• **Goal of the exercise**: Return all of the entries exactly as written.

• **Provided records**:
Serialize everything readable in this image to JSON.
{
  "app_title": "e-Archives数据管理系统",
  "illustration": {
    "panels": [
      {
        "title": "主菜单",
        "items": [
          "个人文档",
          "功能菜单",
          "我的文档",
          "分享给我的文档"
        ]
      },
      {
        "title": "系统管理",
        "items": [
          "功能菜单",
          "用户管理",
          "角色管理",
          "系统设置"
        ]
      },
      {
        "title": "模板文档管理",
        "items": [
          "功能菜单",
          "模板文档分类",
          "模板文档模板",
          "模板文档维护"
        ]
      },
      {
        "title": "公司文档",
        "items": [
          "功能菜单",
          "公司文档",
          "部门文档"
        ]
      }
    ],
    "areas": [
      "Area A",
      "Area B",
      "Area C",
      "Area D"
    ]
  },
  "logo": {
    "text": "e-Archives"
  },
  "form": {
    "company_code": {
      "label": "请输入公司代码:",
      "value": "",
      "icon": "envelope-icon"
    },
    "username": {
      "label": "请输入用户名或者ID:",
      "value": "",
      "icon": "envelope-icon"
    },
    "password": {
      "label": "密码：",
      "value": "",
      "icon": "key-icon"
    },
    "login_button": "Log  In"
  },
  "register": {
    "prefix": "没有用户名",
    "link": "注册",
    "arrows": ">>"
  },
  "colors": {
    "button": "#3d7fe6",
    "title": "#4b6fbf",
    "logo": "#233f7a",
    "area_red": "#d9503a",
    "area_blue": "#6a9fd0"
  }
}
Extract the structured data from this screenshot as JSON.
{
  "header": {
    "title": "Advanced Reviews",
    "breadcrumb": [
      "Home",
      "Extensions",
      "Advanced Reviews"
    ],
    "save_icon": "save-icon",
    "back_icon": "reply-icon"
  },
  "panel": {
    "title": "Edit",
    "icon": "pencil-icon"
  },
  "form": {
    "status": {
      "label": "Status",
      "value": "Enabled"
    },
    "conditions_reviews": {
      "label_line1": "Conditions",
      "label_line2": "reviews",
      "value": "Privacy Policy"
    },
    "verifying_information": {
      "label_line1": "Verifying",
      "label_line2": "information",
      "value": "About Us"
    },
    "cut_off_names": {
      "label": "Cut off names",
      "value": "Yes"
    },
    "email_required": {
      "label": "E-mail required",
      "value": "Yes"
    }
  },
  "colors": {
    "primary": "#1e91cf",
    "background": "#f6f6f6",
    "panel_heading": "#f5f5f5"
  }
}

• **Final result**:
Serialize everything readable in this image to JSON.
{
  "app_title": "e-Archives数据管理系统",
  "illustration": {
    "panels": [
      {
        "title": "主菜单",
        "items": [
          "个人文档",
          "功能菜单",
          "我的文档",
          "分享给我的文档"
        ]
      },
      {
        "title": "系统管理",
        "items": [
          "功能菜单",
          "用户管理",
          "角色管理",
          "系统设置"
        ]
      },
      {
        "title": "模板文档管理",
        "items": [
          "功能菜单",
          "模板文档分类",
          "模板文档模板",
          "模板文档维护"
        ]
      },
      {
        "title": "公司文档",
        "items": [
          "功能菜单",
          "公司文档",
          "部门文档"
        ]
      }
    ],
    "areas": [
      "Area A",
      "Area B",
      "Area C",
      "Area D"
    ]
  },
  "logo": {
    "text": "e-Archives"
  },
  "form": {
    "company_code": {
      "label": "请输入公司代码:",
      "value": "",
      "icon": "envelope-icon"
    },
    "username": {
      "label": "请输入用户名或者ID:",
      "value": "",
      "icon": "envelope-icon"
    },
    "password": {
      "label": "密码：",
      "value": "",
      "icon": "key-icon"
    },
    "login_button": "Log  In"
  },
  "register": {
    "prefix": "没有用户名",
    "link": "注册",
    "arrows": ">>"
  },
  "colors": {
    "button": "#3d7fe6",
    "title": "#4b6fbf",
    "logo": "#233f7a",
    "area_red": "#d9503a",
    "area_blue": "#6a9fd0"
  }
}
Extract the structured data from this screenshot as JSON.
{
  "header": {
    "title": "Advanced Reviews",
    "breadcrumb": [
      "Home",
      "Extensions",
      "Advanced Reviews"
    ],
    "save_icon": "save-icon",
    "back_icon": "reply-icon"
  },
  "panel": {
    "title": "Edit",
    "icon": "pencil-icon"
  },
  "form": {
    "status": {
      "label": "Status",
      "value": "Enabled"
    },
    "conditions_reviews": {
      "label_line1": "Conditions",
      "label_line2": "reviews",
      "value": "Privacy Policy"
    },
    "verifying_information": {
      "label_line1": "Verifying",
      "label_line2": "information",
      "value": "About Us"
    },
    "cut_off_names": {
      "label": "Cut off names",
      "value": "Yes"
    },
    "email_required": {
      "label": "E-mail required",
      "value": "Yes"
    }
  },
  "colors": {
    "primary": "#1e91cf",
    "background": "#f6f6f6",
    "panel_heading": "#f5f5f5"
  }
}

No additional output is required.